Exercise task
Note how many lines hold "работ" and report that number by itself.

Information given
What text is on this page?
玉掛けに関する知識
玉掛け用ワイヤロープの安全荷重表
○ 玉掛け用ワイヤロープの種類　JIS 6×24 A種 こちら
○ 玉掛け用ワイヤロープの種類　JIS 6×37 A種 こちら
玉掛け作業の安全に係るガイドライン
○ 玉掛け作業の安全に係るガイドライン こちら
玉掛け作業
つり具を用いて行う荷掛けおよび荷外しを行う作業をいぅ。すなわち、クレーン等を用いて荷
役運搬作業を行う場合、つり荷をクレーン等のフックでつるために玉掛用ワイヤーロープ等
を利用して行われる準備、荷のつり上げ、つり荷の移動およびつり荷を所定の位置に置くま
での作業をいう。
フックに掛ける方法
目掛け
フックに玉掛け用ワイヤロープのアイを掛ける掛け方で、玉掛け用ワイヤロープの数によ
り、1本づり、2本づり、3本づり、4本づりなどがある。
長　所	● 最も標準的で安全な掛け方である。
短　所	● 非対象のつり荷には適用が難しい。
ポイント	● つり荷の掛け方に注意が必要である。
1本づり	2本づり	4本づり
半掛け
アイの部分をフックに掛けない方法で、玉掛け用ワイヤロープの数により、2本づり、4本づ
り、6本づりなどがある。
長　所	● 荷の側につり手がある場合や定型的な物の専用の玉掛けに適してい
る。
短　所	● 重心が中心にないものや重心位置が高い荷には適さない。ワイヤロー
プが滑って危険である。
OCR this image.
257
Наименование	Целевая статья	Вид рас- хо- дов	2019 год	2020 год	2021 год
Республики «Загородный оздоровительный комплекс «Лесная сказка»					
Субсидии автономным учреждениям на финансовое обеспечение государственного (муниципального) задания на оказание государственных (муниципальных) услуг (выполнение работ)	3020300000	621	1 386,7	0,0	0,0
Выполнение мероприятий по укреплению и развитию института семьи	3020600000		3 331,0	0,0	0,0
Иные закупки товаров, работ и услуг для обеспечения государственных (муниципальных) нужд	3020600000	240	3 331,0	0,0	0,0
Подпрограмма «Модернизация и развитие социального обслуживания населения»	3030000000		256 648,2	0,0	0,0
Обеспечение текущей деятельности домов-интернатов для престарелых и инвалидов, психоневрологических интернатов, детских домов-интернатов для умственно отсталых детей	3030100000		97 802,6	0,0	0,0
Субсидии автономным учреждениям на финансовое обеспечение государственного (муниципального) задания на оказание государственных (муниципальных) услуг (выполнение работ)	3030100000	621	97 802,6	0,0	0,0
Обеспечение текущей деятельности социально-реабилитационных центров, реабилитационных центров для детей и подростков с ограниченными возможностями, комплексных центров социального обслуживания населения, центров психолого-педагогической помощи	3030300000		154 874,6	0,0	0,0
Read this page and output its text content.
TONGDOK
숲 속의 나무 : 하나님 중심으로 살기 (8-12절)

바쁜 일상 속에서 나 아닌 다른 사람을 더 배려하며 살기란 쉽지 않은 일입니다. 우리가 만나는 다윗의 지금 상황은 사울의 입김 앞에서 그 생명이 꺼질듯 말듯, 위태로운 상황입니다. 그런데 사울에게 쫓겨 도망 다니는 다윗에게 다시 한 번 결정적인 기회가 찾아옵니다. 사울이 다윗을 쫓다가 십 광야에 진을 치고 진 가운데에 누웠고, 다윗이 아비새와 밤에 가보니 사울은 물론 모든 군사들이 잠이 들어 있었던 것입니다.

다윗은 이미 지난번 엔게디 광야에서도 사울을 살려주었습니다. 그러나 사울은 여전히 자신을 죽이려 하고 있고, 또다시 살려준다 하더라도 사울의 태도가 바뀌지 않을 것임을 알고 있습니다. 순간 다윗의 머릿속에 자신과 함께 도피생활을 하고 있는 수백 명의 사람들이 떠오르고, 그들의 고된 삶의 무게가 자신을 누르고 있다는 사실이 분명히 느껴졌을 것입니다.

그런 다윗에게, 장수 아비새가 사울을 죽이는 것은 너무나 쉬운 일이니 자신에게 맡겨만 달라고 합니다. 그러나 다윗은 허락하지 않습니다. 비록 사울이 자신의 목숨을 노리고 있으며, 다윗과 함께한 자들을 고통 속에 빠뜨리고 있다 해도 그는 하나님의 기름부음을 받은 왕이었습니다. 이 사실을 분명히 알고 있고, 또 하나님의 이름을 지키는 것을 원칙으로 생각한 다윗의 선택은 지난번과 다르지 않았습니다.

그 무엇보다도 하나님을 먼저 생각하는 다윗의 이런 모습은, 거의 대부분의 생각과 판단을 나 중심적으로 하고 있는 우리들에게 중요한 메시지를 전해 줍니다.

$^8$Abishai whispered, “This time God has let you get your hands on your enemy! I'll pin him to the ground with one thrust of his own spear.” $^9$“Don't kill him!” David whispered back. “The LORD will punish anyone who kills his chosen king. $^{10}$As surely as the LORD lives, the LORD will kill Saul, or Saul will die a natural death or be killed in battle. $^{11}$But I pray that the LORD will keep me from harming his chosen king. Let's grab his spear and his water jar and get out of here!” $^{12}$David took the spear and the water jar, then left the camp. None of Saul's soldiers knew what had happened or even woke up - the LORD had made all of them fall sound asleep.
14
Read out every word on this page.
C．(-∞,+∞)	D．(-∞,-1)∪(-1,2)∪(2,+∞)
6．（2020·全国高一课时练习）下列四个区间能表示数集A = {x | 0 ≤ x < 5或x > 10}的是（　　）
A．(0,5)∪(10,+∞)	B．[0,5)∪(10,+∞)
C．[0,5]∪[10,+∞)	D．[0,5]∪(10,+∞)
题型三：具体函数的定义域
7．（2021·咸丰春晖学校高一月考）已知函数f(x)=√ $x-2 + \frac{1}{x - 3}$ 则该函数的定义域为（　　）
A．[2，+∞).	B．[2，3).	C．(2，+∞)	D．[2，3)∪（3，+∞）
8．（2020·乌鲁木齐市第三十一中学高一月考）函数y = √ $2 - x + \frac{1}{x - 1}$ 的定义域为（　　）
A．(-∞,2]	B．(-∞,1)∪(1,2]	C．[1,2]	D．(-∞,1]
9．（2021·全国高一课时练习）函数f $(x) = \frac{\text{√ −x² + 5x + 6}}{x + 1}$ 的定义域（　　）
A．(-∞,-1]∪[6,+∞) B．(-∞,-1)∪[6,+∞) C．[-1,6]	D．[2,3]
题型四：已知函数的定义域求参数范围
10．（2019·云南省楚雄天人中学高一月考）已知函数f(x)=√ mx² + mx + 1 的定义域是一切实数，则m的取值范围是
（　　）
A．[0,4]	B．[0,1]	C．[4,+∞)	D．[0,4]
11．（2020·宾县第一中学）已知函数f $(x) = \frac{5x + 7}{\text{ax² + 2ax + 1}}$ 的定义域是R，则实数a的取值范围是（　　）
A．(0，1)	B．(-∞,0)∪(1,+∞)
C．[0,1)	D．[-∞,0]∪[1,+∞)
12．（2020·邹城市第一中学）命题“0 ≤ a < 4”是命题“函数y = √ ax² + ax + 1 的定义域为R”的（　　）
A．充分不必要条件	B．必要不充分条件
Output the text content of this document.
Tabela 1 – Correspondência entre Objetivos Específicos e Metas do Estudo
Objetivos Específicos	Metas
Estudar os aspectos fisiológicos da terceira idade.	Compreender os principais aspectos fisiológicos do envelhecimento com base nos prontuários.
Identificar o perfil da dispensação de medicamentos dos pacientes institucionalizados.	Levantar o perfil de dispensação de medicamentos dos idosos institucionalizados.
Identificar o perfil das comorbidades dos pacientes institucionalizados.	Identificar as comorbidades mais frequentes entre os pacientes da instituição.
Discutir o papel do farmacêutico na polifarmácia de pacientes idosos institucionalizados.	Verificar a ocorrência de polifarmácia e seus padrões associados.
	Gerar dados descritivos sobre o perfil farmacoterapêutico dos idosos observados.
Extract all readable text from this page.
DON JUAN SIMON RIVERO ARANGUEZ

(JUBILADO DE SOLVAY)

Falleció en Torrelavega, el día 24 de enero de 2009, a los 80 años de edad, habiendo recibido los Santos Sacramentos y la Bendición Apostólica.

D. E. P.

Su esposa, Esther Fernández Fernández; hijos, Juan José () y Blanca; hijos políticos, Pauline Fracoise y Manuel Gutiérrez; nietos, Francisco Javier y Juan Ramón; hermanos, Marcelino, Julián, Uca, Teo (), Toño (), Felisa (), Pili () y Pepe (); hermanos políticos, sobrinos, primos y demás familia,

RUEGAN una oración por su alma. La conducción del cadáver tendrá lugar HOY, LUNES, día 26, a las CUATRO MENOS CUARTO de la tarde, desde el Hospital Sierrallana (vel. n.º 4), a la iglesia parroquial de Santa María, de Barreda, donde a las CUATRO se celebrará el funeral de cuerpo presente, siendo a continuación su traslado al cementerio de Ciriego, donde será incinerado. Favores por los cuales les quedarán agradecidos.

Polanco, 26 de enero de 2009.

Task answer
3